What to do >> Copy out, exactly as written, only the line containing "Give me a plain-text" and the lines after it through the end of the records.

Records shown >>
*****

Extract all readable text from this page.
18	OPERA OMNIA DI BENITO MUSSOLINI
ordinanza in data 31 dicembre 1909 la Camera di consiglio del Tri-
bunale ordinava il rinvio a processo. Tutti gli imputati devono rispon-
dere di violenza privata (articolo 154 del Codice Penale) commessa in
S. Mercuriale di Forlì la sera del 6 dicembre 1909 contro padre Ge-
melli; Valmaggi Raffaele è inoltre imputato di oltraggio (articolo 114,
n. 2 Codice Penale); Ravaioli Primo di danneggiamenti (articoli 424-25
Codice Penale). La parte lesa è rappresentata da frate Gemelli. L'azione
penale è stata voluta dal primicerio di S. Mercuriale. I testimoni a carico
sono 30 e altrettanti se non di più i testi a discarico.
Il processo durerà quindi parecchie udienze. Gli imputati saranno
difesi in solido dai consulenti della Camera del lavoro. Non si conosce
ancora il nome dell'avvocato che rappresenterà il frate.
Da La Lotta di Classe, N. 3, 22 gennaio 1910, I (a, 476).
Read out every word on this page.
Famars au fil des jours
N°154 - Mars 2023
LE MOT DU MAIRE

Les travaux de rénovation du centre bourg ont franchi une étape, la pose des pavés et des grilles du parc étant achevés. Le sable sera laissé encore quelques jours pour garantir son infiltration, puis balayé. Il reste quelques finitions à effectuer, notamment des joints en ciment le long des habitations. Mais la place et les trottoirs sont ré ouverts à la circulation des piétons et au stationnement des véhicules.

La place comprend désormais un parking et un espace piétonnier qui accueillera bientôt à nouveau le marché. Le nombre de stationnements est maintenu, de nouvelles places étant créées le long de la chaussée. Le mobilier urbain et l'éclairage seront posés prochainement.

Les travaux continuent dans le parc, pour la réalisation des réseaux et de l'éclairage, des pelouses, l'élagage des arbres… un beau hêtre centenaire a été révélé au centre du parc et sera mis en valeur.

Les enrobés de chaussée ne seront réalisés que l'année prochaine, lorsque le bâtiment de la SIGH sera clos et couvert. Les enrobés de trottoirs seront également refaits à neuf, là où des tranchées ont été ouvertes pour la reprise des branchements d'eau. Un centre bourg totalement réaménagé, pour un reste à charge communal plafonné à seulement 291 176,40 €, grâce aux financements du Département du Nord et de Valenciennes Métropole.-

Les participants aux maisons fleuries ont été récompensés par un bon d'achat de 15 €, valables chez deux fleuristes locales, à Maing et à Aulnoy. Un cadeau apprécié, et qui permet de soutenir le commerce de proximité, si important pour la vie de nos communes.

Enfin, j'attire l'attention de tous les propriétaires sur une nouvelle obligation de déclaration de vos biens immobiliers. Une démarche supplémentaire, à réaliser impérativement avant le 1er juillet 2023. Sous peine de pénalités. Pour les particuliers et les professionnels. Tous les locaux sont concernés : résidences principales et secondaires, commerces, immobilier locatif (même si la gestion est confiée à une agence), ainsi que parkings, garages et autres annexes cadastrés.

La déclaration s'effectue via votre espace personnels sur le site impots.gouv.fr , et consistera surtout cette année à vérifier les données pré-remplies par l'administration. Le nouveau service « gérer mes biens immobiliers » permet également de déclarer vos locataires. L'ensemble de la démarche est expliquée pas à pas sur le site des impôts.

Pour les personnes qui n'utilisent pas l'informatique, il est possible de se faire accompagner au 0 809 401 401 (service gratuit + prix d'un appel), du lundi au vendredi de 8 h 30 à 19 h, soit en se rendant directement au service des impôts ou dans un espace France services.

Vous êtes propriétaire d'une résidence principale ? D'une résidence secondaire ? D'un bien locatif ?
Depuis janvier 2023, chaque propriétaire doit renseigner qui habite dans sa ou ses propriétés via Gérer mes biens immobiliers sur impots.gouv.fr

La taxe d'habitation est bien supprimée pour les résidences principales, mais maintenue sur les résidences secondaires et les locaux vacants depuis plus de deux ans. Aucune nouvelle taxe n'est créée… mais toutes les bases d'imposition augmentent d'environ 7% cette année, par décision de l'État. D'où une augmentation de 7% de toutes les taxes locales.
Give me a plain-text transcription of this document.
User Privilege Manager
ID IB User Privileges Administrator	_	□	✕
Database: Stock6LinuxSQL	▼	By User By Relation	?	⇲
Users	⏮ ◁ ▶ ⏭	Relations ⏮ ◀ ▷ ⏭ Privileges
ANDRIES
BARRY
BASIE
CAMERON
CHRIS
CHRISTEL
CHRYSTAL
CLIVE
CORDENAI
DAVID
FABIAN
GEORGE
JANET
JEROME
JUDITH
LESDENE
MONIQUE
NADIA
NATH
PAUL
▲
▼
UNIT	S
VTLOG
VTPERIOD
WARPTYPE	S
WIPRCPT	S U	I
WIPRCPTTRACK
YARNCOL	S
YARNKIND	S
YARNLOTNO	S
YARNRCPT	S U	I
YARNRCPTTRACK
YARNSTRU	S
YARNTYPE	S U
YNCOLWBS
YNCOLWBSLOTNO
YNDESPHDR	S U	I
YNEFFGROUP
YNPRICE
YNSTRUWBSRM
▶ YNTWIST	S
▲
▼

*****

The solution >>
Give me a plain-text transcription of this document.
User Privilege Manager
ID IB User Privileges Administrator	_	□	✕
Database: Stock6LinuxSQL	▼	By User By Relation	?	⇲
Users	⏮ ◁ ▶ ⏭	Relations ⏮ ◀ ▷ ⏭ Privileges
ANDRIES
BARRY
BASIE
CAMERON
CHRIS
CHRISTEL
CHRYSTAL
CLIVE
CORDENAI
DAVID
FABIAN
GEORGE
JANET
JEROME
JUDITH
LESDENE
MONIQUE
NADIA
NATH
PAUL
▲
▼
UNIT	S
VTLOG
VTPERIOD
WARPTYPE	S
WIPRCPT	S U	I
WIPRCPTTRACK
YARNCOL	S
YARNKIND	S
YARNLOTNO	S
YARNRCPT	S U	I
YARNRCPTTRACK
YARNSTRU	S
YARNTYPE	S U
YNCOLWBS
YNCOLWBSLOTNO
YNDESPHDR	S U	I
YNEFFGROUP
YNPRICE
YNSTRUWBSRM
▶ YNTWIST	S
▲
▼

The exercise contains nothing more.